What you should do. Look through the material below. Copy every line with the string "code" in it.

BEGIN Dataset records

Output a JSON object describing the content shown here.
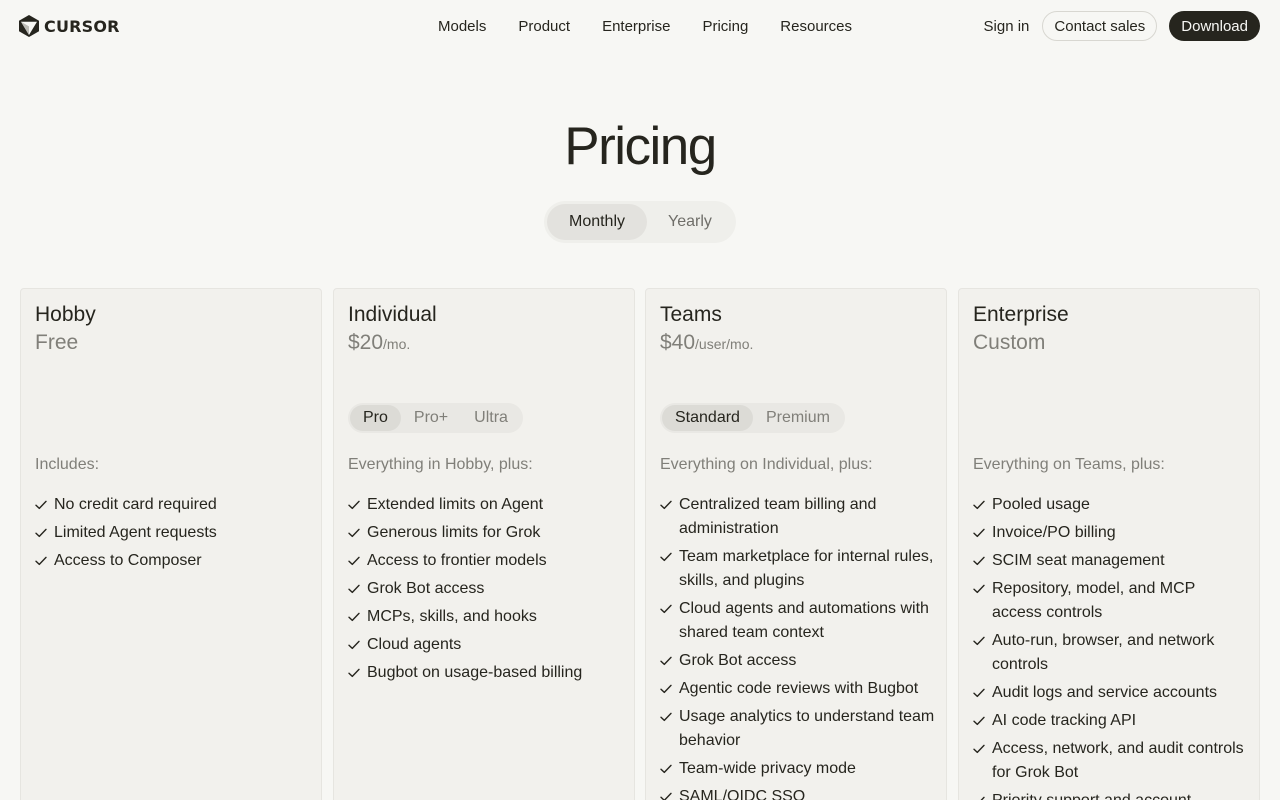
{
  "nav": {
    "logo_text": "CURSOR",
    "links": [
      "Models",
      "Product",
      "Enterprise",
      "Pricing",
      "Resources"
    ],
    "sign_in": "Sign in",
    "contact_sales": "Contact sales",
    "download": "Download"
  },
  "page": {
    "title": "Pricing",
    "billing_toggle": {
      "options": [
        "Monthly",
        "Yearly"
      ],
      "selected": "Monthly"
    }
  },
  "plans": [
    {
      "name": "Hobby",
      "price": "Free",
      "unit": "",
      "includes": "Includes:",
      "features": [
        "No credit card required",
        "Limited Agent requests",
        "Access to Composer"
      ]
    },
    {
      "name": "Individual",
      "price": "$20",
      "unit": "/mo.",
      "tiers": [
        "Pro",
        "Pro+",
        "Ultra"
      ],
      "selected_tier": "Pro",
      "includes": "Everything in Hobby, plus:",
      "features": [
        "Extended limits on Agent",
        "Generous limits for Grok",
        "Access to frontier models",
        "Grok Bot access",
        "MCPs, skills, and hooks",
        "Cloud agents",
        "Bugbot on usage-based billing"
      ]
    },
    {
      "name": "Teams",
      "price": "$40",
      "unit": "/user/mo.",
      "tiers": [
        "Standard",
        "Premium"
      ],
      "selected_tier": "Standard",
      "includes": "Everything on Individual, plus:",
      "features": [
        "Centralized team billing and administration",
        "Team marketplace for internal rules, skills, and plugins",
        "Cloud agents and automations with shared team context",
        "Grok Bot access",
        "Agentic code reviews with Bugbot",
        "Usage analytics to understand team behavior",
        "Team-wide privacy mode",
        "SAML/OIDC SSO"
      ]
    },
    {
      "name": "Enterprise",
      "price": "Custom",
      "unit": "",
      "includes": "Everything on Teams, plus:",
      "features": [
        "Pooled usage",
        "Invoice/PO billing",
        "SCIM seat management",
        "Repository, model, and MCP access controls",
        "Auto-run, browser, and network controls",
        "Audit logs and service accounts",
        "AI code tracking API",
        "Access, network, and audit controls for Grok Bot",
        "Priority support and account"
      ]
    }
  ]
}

END Dataset records

Exercise response.
        "Agentic code reviews with Bugbot",
        "AI code tracking API",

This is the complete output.